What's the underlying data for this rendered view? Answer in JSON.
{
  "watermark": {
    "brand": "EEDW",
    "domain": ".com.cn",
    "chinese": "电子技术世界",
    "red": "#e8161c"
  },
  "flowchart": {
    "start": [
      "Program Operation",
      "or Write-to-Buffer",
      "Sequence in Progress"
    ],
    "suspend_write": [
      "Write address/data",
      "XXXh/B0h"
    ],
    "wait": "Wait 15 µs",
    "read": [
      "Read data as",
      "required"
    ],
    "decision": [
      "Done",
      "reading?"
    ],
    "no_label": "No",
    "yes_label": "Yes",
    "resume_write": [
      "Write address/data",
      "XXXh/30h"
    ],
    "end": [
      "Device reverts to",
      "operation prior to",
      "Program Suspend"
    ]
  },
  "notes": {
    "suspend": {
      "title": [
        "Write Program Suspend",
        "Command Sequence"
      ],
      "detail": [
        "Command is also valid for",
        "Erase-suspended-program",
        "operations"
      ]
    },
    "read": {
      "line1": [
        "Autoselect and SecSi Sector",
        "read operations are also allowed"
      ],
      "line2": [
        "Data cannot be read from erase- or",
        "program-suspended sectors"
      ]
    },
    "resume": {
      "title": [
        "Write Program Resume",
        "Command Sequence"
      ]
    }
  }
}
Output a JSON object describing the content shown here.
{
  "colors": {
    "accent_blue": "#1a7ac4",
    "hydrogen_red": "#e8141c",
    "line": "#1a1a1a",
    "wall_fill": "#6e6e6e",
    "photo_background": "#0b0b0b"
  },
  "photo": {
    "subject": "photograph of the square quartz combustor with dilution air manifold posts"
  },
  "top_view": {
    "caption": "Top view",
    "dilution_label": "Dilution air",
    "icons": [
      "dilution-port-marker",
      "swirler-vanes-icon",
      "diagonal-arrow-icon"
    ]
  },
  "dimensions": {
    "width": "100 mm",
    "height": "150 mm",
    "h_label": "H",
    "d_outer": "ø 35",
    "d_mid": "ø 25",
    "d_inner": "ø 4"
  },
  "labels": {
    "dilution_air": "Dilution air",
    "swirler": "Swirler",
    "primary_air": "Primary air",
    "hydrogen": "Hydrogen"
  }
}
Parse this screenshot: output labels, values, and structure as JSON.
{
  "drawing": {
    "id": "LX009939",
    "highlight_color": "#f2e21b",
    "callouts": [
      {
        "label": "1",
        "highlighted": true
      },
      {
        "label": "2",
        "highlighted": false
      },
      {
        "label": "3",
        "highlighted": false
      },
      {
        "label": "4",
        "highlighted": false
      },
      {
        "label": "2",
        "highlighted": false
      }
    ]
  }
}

- _TASK TO COMPLETE_: Your task is to repeat every entry exactly.

- _SOLUTION FOR THIS PROBLEM_:
What's the underlying data for this rendered view? Answer in JSON.
{
  "watermark": {
    "brand": "EEDW",
    "domain": ".com.cn",
    "chinese": "电子技术世界",
    "red": "#e8161c"
  },
  "flowchart": {
    "start": [
      "Program Operation",
      "or Write-to-Buffer",
      "Sequence in Progress"
    ],
    "suspend_write": [
      "Write address/data",
      "XXXh/B0h"
    ],
    "wait": "Wait 15 µs",
    "read": [
      "Read data as",
      "required"
    ],
    "decision": [
      "Done",
      "reading?"
    ],
    "no_label": "No",
    "yes_label": "Yes",
    "resume_write": [
      "Write address/data",
      "XXXh/30h"
    ],
    "end": [
      "Device reverts to",
      "operation prior to",
      "Program Suspend"
    ]
  },
  "notes": {
    "suspend": {
      "title": [
        "Write Program Suspend",
        "Command Sequence"
      ],
      "detail": [
        "Command is also valid for",
        "Erase-suspended-program",
        "operations"
      ]
    },
    "read": {
      "line1": [
        "Autoselect and SecSi Sector",
        "read operations are also allowed"
      ],
      "line2": [
        "Data cannot be read from erase- or",
        "program-suspended sectors"
      ]
    },
    "resume": {
      "title": [
        "Write Program Resume",
        "Command Sequence"
      ]
    }
  }
}
Output a JSON object describing the content shown here.
{
  "colors": {
    "accent_blue": "#1a7ac4",
    "hydrogen_red": "#e8141c",
    "line": "#1a1a1a",
    "wall_fill": "#6e6e6e",
    "photo_background": "#0b0b0b"
  },
  "photo": {
    "subject": "photograph of the square quartz combustor with dilution air manifold posts"
  },
  "top_view": {
    "caption": "Top view",
    "dilution_label": "Dilution air",
    "icons": [
      "dilution-port-marker",
      "swirler-vanes-icon",
      "diagonal-arrow-icon"
    ]
  },
  "dimensions": {
    "width": "100 mm",
    "height": "150 mm",
    "h_label": "H",
    "d_outer": "ø 35",
    "d_mid": "ø 25",
    "d_inner": "ø 4"
  },
  "labels": {
    "dilution_air": "Dilution air",
    "swirler": "Swirler",
    "primary_air": "Primary air",
    "hydrogen": "Hydrogen"
  }
}
Parse this screenshot: output labels, values, and structure as JSON.
{
  "drawing": {
    "id": "LX009939",
    "highlight_color": "#f2e21b",
    "callouts": [
      {
        "label": "1",
        "highlighted": true
      },
      {
        "label": "2",
        "highlighted": false
      },
      {
        "label": "3",
        "highlighted": false
      },
      {
        "label": "4",
        "highlighted": false
      },
      {
        "label": "2",
        "highlighted": false
      }
    ]
  }
}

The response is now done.